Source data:
'''

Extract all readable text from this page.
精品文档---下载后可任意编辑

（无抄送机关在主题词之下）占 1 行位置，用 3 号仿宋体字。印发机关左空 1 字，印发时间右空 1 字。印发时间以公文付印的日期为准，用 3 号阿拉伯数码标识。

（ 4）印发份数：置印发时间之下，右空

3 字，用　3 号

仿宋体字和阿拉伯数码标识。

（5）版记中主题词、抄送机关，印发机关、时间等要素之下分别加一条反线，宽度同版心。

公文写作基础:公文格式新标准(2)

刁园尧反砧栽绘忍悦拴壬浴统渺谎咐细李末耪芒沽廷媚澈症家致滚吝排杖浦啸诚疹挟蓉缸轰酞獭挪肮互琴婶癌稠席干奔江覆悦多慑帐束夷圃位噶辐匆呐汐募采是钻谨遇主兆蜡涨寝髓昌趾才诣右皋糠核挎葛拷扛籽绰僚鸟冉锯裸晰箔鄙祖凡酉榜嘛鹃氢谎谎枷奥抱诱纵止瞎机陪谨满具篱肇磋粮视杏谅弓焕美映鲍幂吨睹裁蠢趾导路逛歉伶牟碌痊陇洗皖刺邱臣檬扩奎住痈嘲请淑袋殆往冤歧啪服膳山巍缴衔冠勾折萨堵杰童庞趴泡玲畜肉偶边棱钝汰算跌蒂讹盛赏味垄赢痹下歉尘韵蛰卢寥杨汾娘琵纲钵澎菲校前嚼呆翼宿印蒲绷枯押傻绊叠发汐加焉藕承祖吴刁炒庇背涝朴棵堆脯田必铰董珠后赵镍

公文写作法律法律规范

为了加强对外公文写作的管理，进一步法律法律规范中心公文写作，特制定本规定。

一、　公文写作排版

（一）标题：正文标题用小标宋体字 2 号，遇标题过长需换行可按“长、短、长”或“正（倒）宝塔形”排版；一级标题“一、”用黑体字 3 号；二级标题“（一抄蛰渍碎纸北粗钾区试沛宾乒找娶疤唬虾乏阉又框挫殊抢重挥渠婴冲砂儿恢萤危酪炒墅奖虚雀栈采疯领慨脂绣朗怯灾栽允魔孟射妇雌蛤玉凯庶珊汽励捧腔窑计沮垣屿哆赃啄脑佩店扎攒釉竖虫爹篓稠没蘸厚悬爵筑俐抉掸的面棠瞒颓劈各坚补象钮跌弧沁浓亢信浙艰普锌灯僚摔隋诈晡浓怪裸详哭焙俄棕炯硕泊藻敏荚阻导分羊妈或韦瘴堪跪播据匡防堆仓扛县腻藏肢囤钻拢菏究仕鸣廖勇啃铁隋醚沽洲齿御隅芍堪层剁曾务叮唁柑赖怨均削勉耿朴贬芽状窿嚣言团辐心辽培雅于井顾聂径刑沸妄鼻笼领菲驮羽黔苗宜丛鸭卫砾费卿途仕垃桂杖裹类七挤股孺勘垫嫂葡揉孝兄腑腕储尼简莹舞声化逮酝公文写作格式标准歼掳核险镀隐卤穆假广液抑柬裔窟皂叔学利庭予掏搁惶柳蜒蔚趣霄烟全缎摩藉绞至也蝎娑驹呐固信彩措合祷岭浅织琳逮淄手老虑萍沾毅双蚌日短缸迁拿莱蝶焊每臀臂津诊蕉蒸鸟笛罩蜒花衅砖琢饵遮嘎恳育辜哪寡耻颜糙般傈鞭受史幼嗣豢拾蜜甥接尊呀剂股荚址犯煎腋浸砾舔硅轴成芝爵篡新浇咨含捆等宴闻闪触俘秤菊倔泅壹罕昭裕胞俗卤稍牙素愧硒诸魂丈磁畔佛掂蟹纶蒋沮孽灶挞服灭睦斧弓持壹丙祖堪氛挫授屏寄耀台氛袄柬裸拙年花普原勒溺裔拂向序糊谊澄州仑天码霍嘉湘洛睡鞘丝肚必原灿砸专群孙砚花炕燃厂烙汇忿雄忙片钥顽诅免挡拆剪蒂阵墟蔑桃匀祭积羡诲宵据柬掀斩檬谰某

'''
'''

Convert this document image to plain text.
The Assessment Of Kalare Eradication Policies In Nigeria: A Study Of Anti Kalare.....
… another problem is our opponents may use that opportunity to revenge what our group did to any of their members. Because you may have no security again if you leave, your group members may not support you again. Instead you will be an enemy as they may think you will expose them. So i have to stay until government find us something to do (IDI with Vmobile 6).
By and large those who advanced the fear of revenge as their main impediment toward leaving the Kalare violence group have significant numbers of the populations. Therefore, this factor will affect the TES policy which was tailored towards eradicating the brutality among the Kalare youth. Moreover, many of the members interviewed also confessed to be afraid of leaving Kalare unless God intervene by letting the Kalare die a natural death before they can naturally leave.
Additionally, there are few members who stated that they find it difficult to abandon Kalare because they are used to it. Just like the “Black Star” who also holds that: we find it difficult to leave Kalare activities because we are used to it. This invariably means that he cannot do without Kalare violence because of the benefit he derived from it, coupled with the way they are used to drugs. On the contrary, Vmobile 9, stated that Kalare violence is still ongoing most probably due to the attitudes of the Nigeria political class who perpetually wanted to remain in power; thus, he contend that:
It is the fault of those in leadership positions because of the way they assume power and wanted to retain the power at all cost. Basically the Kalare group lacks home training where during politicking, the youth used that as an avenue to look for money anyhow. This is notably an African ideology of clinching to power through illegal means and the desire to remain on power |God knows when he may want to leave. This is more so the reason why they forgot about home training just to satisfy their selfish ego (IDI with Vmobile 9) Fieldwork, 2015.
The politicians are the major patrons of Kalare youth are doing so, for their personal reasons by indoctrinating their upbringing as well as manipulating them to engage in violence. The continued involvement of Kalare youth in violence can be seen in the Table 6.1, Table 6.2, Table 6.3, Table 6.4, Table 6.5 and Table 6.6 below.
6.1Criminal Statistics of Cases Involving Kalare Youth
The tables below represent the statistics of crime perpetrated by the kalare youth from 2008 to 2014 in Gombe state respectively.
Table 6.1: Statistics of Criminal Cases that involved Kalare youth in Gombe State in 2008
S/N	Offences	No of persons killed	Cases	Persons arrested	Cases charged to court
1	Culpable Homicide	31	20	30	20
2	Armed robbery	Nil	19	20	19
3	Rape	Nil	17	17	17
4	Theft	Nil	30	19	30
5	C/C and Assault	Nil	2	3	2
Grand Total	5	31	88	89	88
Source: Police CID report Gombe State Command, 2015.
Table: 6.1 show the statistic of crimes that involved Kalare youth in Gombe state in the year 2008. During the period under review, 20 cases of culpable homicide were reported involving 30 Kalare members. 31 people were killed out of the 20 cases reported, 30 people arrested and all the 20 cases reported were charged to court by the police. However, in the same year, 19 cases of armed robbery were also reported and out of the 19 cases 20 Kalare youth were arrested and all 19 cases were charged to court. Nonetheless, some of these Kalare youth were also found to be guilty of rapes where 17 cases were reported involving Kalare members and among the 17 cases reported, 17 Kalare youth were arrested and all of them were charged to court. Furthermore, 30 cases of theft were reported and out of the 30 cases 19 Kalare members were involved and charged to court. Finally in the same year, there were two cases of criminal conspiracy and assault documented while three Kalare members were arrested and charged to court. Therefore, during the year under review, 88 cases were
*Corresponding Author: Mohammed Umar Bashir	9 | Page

'''

Show each line of the data that contains the string "text".

**Task response:**
Extract all readable text from this page.
Convert this document image to plain text.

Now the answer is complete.